SET TASK – Please output every line of the material as it stands, without the pictures.

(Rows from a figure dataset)
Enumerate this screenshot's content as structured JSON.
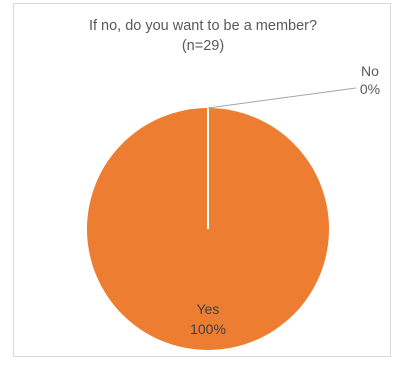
{
  "chart_data": {
    "type": "pie",
    "title": "If no, do you want to be a member?",
    "subtitle": "(n=29)",
    "slices": [
      {
        "label": "No",
        "value": 0,
        "display": "0%",
        "color": "#a5a5a5"
      },
      {
        "label": "Yes",
        "value": 100,
        "display": "100%",
        "color": "#ed7d31"
      }
    ],
    "legend": "none"
  }
}
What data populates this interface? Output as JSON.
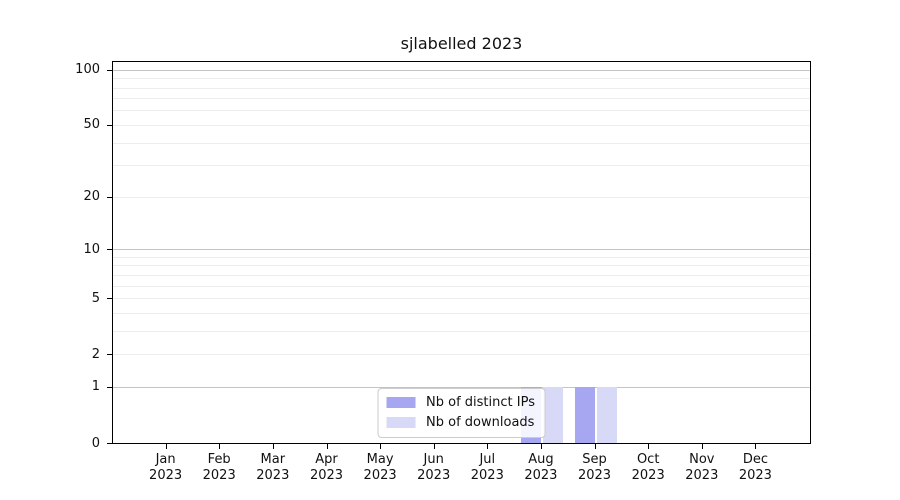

EXERCISE RESULT –
Enumerate this screenshot's content as structured JSON.
{
  "chart_data": {
    "type": "pie",
    "title": "If no, do you want to be a member?",
    "subtitle": "(n=29)",
    "slices": [
      {
        "label": "No",
        "value": 0,
        "display": "0%",
        "color": "#a5a5a5"
      },
      {
        "label": "Yes",
        "value": 100,
        "display": "100%",
        "color": "#ed7d31"
      }
    ],
    "legend": "none"
  }
}
What data populates this interface? Output as JSON.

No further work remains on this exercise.